== Data for this task ==
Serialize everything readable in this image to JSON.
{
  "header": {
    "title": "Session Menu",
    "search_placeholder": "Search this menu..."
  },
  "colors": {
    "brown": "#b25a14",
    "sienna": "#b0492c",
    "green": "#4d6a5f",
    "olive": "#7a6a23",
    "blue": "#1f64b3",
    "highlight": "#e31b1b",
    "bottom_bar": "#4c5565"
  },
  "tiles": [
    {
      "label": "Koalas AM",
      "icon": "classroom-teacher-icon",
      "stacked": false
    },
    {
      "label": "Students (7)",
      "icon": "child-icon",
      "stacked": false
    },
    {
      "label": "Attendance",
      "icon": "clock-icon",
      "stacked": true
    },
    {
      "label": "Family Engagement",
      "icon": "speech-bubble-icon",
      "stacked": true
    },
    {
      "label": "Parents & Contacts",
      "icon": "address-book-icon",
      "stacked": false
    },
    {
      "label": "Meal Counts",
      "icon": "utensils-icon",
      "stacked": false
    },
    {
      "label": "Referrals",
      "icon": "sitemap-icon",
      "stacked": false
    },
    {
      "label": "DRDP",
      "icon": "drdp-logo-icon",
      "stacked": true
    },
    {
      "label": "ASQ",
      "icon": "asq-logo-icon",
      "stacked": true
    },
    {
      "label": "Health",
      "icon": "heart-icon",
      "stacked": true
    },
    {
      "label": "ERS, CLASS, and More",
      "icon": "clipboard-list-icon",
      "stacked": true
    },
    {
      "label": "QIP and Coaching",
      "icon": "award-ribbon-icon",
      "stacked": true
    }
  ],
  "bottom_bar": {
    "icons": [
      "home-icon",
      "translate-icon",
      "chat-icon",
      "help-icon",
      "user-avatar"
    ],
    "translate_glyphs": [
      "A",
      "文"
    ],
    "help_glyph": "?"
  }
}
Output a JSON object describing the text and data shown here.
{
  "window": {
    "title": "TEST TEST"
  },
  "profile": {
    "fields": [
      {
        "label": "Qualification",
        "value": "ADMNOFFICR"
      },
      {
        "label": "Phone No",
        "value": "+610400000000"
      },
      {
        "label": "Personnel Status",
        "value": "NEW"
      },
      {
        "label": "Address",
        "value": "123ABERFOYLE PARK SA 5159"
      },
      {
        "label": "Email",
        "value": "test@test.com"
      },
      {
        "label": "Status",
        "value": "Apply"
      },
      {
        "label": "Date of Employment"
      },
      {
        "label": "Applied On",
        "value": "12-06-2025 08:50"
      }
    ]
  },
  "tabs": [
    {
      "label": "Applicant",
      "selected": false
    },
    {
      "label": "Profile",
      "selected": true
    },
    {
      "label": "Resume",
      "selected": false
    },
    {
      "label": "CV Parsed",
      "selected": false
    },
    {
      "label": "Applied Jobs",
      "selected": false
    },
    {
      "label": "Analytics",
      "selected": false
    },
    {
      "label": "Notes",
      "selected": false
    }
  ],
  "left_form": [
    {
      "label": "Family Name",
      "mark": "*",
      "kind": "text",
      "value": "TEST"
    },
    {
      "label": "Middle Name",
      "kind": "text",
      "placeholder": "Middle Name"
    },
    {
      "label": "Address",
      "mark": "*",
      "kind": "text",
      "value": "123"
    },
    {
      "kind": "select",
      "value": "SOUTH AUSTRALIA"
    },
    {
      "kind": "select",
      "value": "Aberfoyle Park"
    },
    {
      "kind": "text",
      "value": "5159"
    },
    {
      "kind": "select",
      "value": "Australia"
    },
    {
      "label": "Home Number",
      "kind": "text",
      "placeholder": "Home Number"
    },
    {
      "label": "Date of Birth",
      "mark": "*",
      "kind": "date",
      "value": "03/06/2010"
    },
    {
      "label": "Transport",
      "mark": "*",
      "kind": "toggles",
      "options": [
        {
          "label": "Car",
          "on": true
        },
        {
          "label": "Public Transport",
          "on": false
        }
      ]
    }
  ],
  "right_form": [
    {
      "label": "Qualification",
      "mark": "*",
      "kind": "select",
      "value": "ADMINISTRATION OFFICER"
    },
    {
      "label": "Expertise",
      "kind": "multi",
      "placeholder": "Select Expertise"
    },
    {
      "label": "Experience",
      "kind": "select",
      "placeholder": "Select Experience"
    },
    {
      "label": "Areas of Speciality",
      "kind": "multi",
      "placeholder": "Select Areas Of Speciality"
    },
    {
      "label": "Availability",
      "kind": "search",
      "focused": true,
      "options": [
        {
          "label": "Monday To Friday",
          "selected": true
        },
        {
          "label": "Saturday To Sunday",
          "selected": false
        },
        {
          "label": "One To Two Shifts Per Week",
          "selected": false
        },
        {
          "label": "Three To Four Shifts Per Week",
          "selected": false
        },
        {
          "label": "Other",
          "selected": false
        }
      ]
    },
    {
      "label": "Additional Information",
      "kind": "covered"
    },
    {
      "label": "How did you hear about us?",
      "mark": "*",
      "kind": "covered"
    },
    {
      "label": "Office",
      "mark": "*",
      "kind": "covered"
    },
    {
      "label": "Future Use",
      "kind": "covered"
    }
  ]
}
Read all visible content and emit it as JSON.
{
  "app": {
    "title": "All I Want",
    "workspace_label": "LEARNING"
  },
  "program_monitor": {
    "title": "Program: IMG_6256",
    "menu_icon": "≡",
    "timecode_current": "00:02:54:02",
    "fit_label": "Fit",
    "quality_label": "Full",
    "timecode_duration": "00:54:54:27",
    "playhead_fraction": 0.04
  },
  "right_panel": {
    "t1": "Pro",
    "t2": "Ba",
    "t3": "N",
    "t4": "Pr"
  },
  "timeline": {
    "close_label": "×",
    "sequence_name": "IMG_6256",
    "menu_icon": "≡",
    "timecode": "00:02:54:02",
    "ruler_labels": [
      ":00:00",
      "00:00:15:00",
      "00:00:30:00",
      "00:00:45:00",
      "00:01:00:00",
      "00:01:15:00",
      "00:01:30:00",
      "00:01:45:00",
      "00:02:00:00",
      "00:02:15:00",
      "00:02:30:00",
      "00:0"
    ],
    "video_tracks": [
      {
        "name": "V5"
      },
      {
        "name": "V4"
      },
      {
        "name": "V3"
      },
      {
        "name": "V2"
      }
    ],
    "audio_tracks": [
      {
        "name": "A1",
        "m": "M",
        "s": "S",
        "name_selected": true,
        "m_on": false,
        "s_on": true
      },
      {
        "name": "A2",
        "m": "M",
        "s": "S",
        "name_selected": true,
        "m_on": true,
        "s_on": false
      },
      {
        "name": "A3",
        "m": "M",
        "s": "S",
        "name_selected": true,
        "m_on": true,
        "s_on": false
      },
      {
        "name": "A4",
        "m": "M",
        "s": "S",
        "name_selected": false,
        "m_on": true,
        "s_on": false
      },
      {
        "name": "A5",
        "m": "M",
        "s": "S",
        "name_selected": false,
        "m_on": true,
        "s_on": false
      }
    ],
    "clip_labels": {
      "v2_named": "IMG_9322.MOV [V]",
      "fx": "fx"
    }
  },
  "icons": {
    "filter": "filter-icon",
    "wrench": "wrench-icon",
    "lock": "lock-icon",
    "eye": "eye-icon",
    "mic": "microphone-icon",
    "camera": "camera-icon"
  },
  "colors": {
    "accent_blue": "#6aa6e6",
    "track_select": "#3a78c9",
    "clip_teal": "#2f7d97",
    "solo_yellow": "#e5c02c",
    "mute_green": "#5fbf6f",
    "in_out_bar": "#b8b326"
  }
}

== Your instructions ==
Give the complete listing a second time, exactly as it reads.

== Solution to this task ==
Serialize everything readable in this image to JSON.
{
  "header": {
    "title": "Session Menu",
    "search_placeholder": "Search this menu..."
  },
  "colors": {
    "brown": "#b25a14",
    "sienna": "#b0492c",
    "green": "#4d6a5f",
    "olive": "#7a6a23",
    "blue": "#1f64b3",
    "highlight": "#e31b1b",
    "bottom_bar": "#4c5565"
  },
  "tiles": [
    {
      "label": "Koalas AM",
      "icon": "classroom-teacher-icon",
      "stacked": false
    },
    {
      "label": "Students (7)",
      "icon": "child-icon",
      "stacked": false
    },
    {
      "label": "Attendance",
      "icon": "clock-icon",
      "stacked": true
    },
    {
      "label": "Family Engagement",
      "icon": "speech-bubble-icon",
      "stacked": true
    },
    {
      "label": "Parents & Contacts",
      "icon": "address-book-icon",
      "stacked": false
    },
    {
      "label": "Meal Counts",
      "icon": "utensils-icon",
      "stacked": false
    },
    {
      "label": "Referrals",
      "icon": "sitemap-icon",
      "stacked": false
    },
    {
      "label": "DRDP",
      "icon": "drdp-logo-icon",
      "stacked": true
    },
    {
      "label": "ASQ",
      "icon": "asq-logo-icon",
      "stacked": true
    },
    {
      "label": "Health",
      "icon": "heart-icon",
      "stacked": true
    },
    {
      "label": "ERS, CLASS, and More",
      "icon": "clipboard-list-icon",
      "stacked": true
    },
    {
      "label": "QIP and Coaching",
      "icon": "award-ribbon-icon",
      "stacked": true
    }
  ],
  "bottom_bar": {
    "icons": [
      "home-icon",
      "translate-icon",
      "chat-icon",
      "help-icon",
      "user-avatar"
    ],
    "translate_glyphs": [
      "A",
      "文"
    ],
    "help_glyph": "?"
  }
}
Output a JSON object describing the text and data shown here.
{
  "window": {
    "title": "TEST TEST"
  },
  "profile": {
    "fields": [
      {
        "label": "Qualification",
        "value": "ADMNOFFICR"
      },
      {
        "label": "Phone No",
        "value": "+610400000000"
      },
      {
        "label": "Personnel Status",
        "value": "NEW"
      },
      {
        "label": "Address",
        "value": "123ABERFOYLE PARK SA 5159"
      },
      {
        "label": "Email",
        "value": "test@test.com"
      },
      {
        "label": "Status",
        "value": "Apply"
      },
      {
        "label": "Date of Employment"
      },
      {
        "label": "Applied On",
        "value": "12-06-2025 08:50"
      }
    ]
  },
  "tabs": [
    {
      "label": "Applicant",
      "selected": false
    },
    {
      "label": "Profile",
      "selected": true
    },
    {
      "label": "Resume",
      "selected": false
    },
    {
      "label": "CV Parsed",
      "selected": false
    },
    {
      "label": "Applied Jobs",
      "selected": false
    },
    {
      "label": "Analytics",
      "selected": false
    },
    {
      "label": "Notes",
      "selected": false
    }
  ],
  "left_form": [
    {
      "label": "Family Name",
      "mark": "*",
      "kind": "text",
      "value": "TEST"
    },
    {
      "label": "Middle Name",
      "kind": "text",
      "placeholder": "Middle Name"
    },
    {
      "label": "Address",
      "mark": "*",
      "kind": "text",
      "value": "123"
    },
    {
      "kind": "select",
      "value": "SOUTH AUSTRALIA"
    },
    {
      "kind": "select",
      "value": "Aberfoyle Park"
    },
    {
      "kind": "text",
      "value": "5159"
    },
    {
      "kind": "select",
      "value": "Australia"
    },
    {
      "label": "Home Number",
      "kind": "text",
      "placeholder": "Home Number"
    },
    {
      "label": "Date of Birth",
      "mark": "*",
      "kind": "date",
      "value": "03/06/2010"
    },
    {
      "label": "Transport",
      "mark": "*",
      "kind": "toggles",
      "options": [
        {
          "label": "Car",
          "on": true
        },
        {
          "label": "Public Transport",
          "on": false
        }
      ]
    }
  ],
  "right_form": [
    {
      "label": "Qualification",
      "mark": "*",
      "kind": "select",
      "value": "ADMINISTRATION OFFICER"
    },
    {
      "label": "Expertise",
      "kind": "multi",
      "placeholder": "Select Expertise"
    },
    {
      "label": "Experience",
      "kind": "select",
      "placeholder": "Select Experience"
    },
    {
      "label": "Areas of Speciality",
      "kind": "multi",
      "placeholder": "Select Areas Of Speciality"
    },
    {
      "label": "Availability",
      "kind": "search",
      "focused": true,
      "options": [
        {
          "label": "Monday To Friday",
          "selected": true
        },
        {
          "label": "Saturday To Sunday",
          "selected": false
        },
        {
          "label": "One To Two Shifts Per Week",
          "selected": false
        },
        {
          "label": "Three To Four Shifts Per Week",
          "selected": false
        },
        {
          "label": "Other",
          "selected": false
        }
      ]
    },
    {
      "label": "Additional Information",
      "kind": "covered"
    },
    {
      "label": "How did you hear about us?",
      "mark": "*",
      "kind": "covered"
    },
    {
      "label": "Office",
      "mark": "*",
      "kind": "covered"
    },
    {
      "label": "Future Use",
      "kind": "covered"
    }
  ]
}
Read all visible content and emit it as JSON.
{
  "app": {
    "title": "All I Want",
    "workspace_label": "LEARNING"
  },
  "program_monitor": {
    "title": "Program: IMG_6256",
    "menu_icon": "≡",
    "timecode_current": "00:02:54:02",
    "fit_label": "Fit",
    "quality_label": "Full",
    "timecode_duration": "00:54:54:27",
    "playhead_fraction": 0.04
  },
  "right_panel": {
    "t1": "Pro",
    "t2": "Ba",
    "t3": "N",
    "t4": "Pr"
  },
  "timeline": {
    "close_label": "×",
    "sequence_name": "IMG_6256",
    "menu_icon": "≡",
    "timecode": "00:02:54:02",
    "ruler_labels": [
      ":00:00",
      "00:00:15:00",
      "00:00:30:00",
      "00:00:45:00",
      "00:01:00:00",
      "00:01:15:00",
      "00:01:30:00",
      "00:01:45:00",
      "00:02:00:00",
      "00:02:15:00",
      "00:02:30:00",
      "00:0"
    ],
    "video_tracks": [
      {
        "name": "V5"
      },
      {
        "name": "V4"
      },
      {
        "name": "V3"
      },
      {
        "name": "V2"
      }
    ],
    "audio_tracks": [
      {
        "name": "A1",
        "m": "M",
        "s": "S",
        "name_selected": true,
        "m_on": false,
        "s_on": true
      },
      {
        "name": "A2",
        "m": "M",
        "s": "S",
        "name_selected": true,
        "m_on": true,
        "s_on": false
      },
      {
        "name": "A3",
        "m": "M",
        "s": "S",
        "name_selected": true,
        "m_on": true,
        "s_on": false
      },
      {
        "name": "A4",
        "m": "M",
        "s": "S",
        "name_selected": false,
        "m_on": true,
        "s_on": false
      },
      {
        "name": "A5",
        "m": "M",
        "s": "S",
        "name_selected": false,
        "m_on": true,
        "s_on": false
      }
    ],
    "clip_labels": {
      "v2_named": "IMG_9322.MOV [V]",
      "fx": "fx"
    }
  },
  "icons": {
    "filter": "filter-icon",
    "wrench": "wrench-icon",
    "lock": "lock-icon",
    "eye": "eye-icon",
    "mic": "microphone-icon",
    "camera": "camera-icon"
  },
  "colors": {
    "accent_blue": "#6aa6e6",
    "track_select": "#3a78c9",
    "clip_teal": "#2f7d97",
    "solo_yellow": "#e5c02c",
    "mute_green": "#5fbf6f",
    "in_out_bar": "#b8b326"
  }
}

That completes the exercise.